*Work to complete*: Shorten the paragraph that begins "That is unfortunate." in the discussion thread below to three sentences or fewer, keeping its main facts.

Closed Zepyhrus closed 4 years ago

Zepyhrus commented 4 years ago

Hi all, thanks for your excellent work.

When I was trying to browse the validation data, I realized some ground truth are marked reversely, typically shoulders (point 12&13), will this deteriorate model performance?

if this does have effects on the performance, I will consider revising it.

Sample image comes with 024240973.jpg and see my attachment bellow.

BR

__screenshot_24 02 2020

Zepyhrus commented 4 years ago

BTW, not much related to this topic but may help with some successors, I have moved from scipy.misc to opencv, and this DOES deteriorate model performance slightly, around less than 1%.

crockwell commented 4 years ago

Have you checked MPII annotations directly? I believe our files should be consistent with theirs. If this is the case, it is possible some are mislabeled -- human annotators can occasionally make mistakes. Thanks!

It is possible implementation of operations for pre/post-processing are slightly different between scipy and opencv, so probably best to be consistent with what we used for training when testing (I'm guessing this is why you see this dropoff).

Zepyhrus commented 4 years ago

Have you checked MPII annotations directly? I believe our files should be consistent with theirs. If this is the case, it is possible some are mislabeled -- human annotators can occasionally make mistakes. Thanks!

It is possible implementation of operations for pre/post-processing are slightly different between scipy and opencv, so probably best to be consistent with what we used for training when testing (I'm guessing this is why you see this dropoff).

Sorry, I didn't check the MPII annotations directly, only from the .h5 file provided in this project. From my investigation, there are around 7~10% people are mislabeled (only checked the train.h5 file), will this lead to a miscalculated loss from the output? Cause this is pretty much.

crockwell commented 4 years ago

That is unfortunate. Though, datasets are human annotated and thus can contain mistakes, so it is certainly possible there are some "flips" in MPII. If you think this is specific to our h5 file I would be curious to hear! It might be worth checking MPII repo to see if this is a known issue, I have noticed some mistakes while running our code, though 7-10% might sound a high to me.

*Source data*:
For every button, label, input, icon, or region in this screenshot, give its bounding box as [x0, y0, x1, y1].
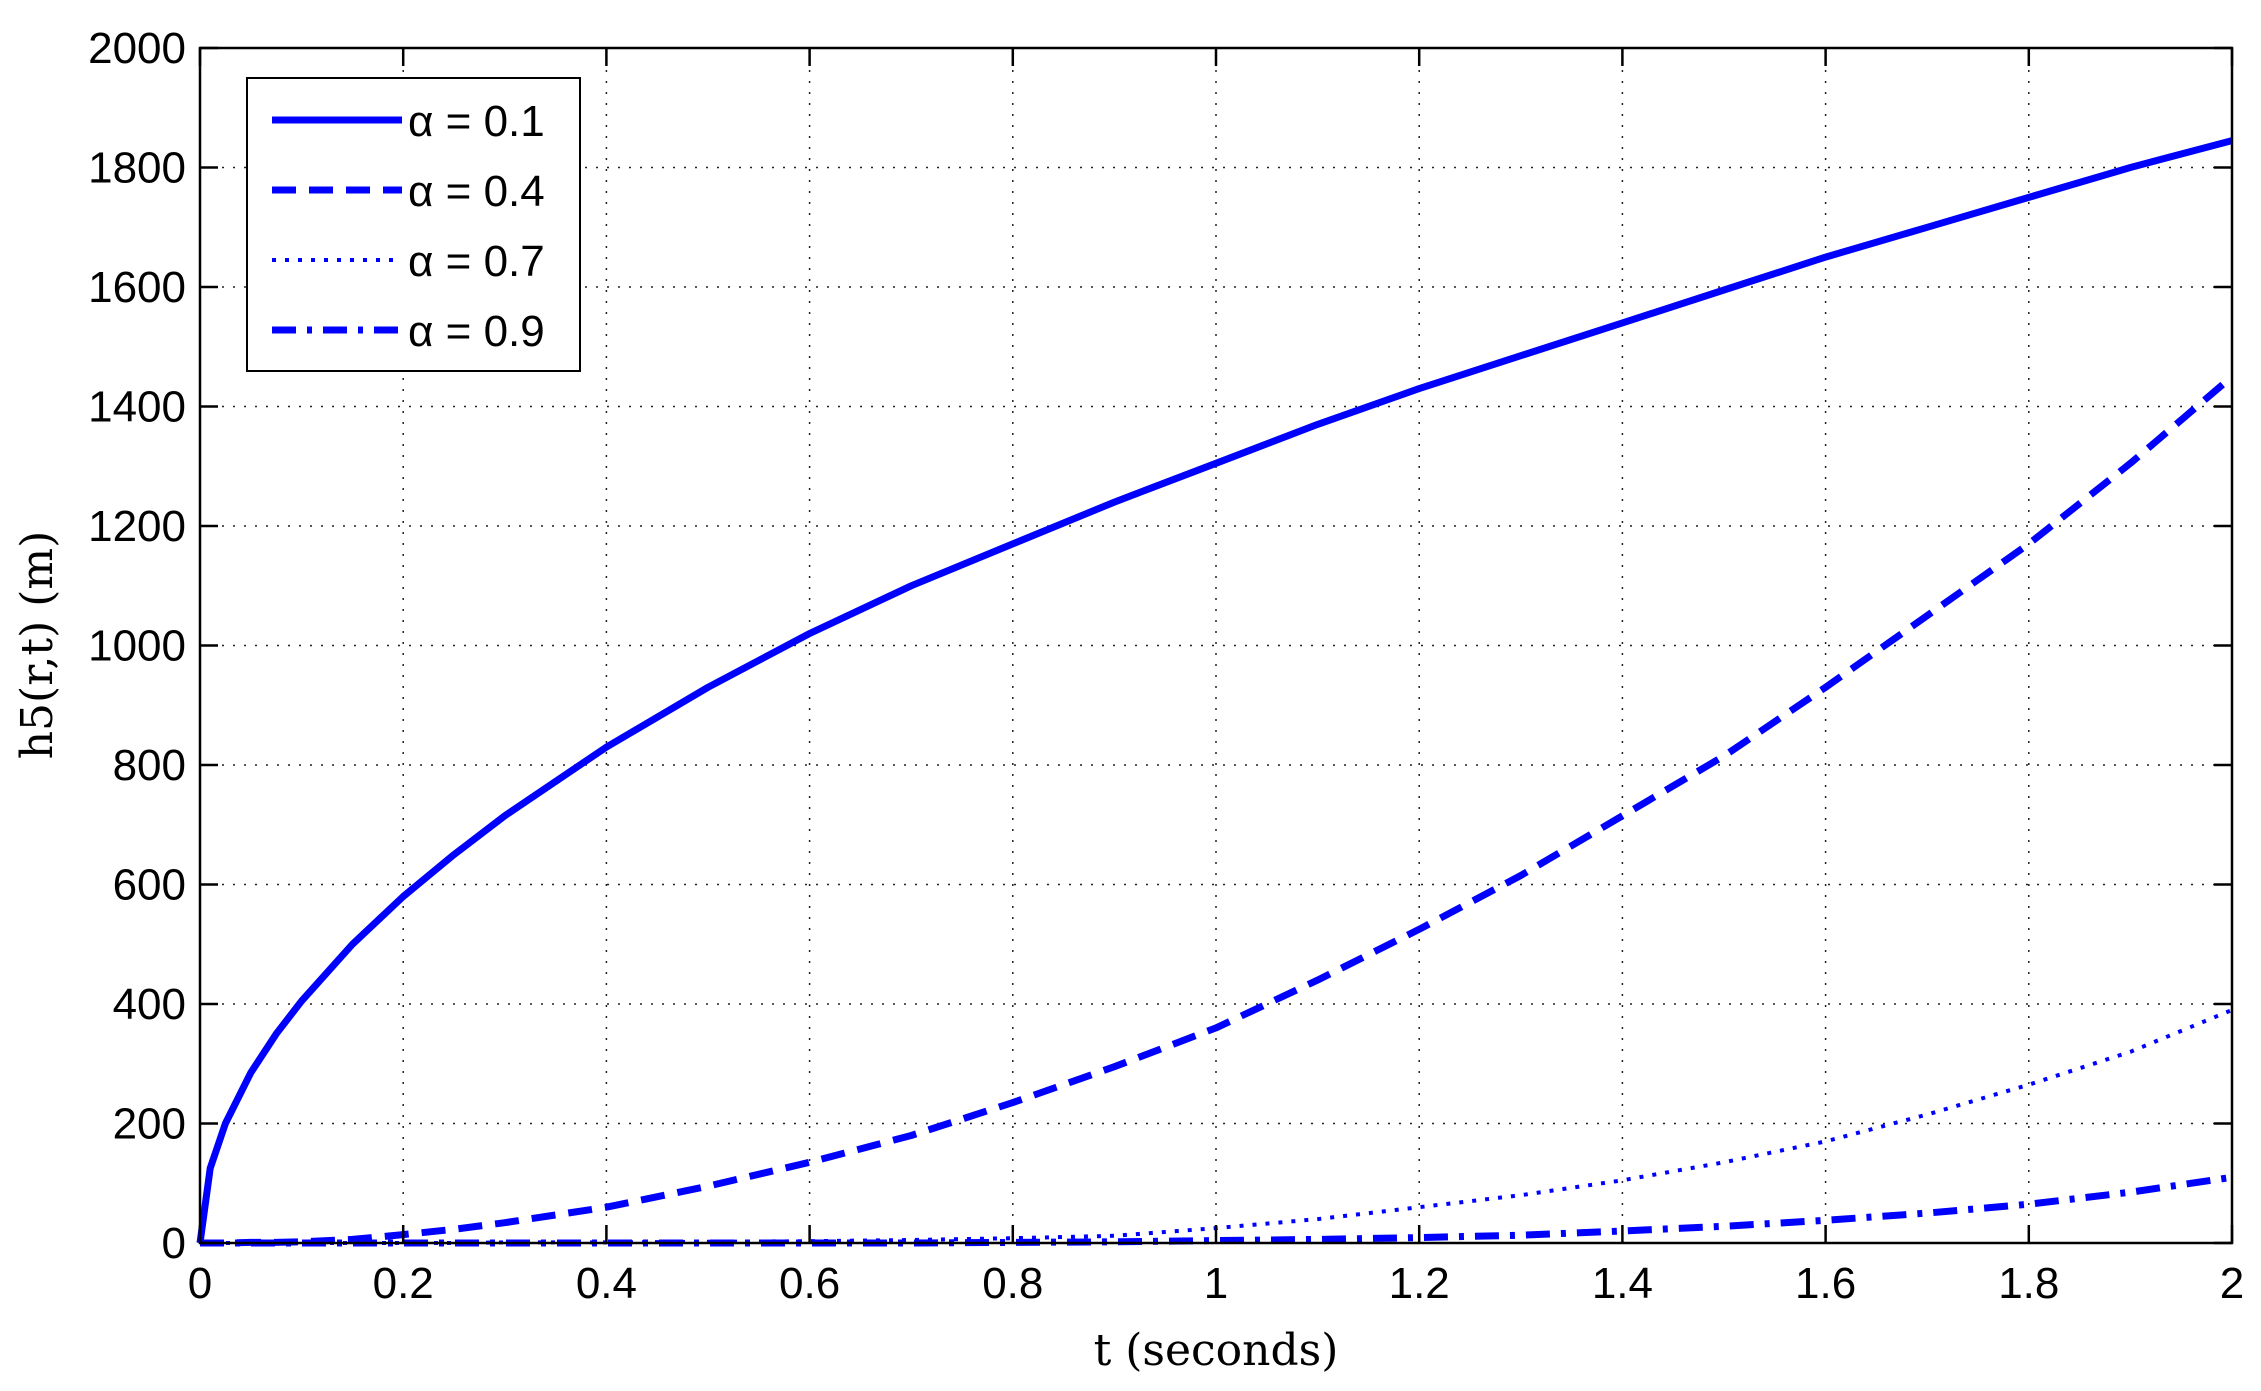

*Task response*: Because datasets are human-annotated and can contain mistakes, some "flips" in MPII are possible. The writer would like to hear if the problem seems specific to the project's h5 file, and suggests checking the MPII repo to see whether it is a known issue. The writer has noticed some mistakes while running the code but thinks 7-10% sounds high.